Gather up the lines that contain "بالضم".

+++

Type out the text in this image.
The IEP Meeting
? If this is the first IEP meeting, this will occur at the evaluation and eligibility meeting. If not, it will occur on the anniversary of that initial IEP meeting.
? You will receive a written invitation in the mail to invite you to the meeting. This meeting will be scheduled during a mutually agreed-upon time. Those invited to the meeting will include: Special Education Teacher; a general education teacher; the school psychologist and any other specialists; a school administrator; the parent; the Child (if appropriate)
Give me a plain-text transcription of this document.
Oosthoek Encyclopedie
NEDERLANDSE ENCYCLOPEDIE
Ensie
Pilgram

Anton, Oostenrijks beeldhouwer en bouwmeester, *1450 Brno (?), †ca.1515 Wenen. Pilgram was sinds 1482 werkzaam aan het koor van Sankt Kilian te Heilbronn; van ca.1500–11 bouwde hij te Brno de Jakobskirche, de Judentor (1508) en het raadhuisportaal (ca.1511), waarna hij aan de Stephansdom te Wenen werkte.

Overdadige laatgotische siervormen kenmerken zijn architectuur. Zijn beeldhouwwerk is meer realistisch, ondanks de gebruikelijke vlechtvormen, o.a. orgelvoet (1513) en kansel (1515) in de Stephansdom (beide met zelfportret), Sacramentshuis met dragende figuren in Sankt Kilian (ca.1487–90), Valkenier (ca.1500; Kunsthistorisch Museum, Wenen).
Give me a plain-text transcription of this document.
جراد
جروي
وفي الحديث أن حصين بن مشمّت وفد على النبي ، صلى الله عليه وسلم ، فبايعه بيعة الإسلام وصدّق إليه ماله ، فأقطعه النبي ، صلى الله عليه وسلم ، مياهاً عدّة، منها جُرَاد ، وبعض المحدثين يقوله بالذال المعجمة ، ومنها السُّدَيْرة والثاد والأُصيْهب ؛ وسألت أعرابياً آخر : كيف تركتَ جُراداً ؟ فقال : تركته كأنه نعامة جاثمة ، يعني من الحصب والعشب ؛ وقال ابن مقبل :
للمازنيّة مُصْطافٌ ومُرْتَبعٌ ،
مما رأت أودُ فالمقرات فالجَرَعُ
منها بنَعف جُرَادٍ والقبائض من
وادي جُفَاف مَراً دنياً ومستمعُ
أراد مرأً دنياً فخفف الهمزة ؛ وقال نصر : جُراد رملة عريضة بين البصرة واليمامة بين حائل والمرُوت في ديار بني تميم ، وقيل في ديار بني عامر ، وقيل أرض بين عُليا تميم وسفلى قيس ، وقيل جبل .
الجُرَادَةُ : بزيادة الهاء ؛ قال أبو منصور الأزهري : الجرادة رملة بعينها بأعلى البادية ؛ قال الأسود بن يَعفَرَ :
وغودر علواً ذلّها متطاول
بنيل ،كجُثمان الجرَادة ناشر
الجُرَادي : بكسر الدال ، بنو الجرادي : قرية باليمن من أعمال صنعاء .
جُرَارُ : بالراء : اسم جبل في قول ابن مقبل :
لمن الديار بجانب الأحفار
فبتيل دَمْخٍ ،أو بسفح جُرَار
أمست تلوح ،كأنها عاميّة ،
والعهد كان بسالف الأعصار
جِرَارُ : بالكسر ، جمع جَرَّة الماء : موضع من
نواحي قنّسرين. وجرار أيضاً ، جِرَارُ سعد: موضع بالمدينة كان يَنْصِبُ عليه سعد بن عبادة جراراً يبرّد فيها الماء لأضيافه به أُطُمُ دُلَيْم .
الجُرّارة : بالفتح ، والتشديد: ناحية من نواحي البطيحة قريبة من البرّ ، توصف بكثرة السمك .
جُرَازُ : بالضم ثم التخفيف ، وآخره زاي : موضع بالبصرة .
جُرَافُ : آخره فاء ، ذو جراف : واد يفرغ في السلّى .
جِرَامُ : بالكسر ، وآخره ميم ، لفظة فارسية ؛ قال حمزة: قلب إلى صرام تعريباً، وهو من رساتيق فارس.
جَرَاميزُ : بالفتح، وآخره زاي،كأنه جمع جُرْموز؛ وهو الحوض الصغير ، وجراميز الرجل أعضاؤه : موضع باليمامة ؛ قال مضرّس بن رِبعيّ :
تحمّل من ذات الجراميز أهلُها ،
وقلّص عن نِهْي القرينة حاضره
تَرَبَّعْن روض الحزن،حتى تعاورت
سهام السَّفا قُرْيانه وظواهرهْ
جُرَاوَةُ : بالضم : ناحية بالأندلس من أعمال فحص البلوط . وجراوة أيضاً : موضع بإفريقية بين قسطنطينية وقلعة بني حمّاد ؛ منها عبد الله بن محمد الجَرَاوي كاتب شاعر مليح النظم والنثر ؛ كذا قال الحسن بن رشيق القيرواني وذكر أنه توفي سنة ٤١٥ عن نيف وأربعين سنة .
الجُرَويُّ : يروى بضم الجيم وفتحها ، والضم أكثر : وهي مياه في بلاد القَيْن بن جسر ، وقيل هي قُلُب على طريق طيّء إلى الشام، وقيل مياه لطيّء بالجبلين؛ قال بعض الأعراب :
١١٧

+++

In response -
جُرَازُ : بالضم ثم التخفيف ، وآخره زاي : موضع بالبصرة .
جُرَاوَةُ : بالضم : ناحية بالأندلس من أعمال فحص البلوط . وجراوة أيضاً : موضع بإفريقية بين قسطنطينية وقلعة بني حمّاد ؛ منها عبد الله بن محمد الجَرَاوي كاتب شاعر مليح النظم والنثر ؛ كذا قال الحسن بن رشيق القيرواني وذكر أنه توفي سنة ٤١٥ عن نيف وأربعين سنة .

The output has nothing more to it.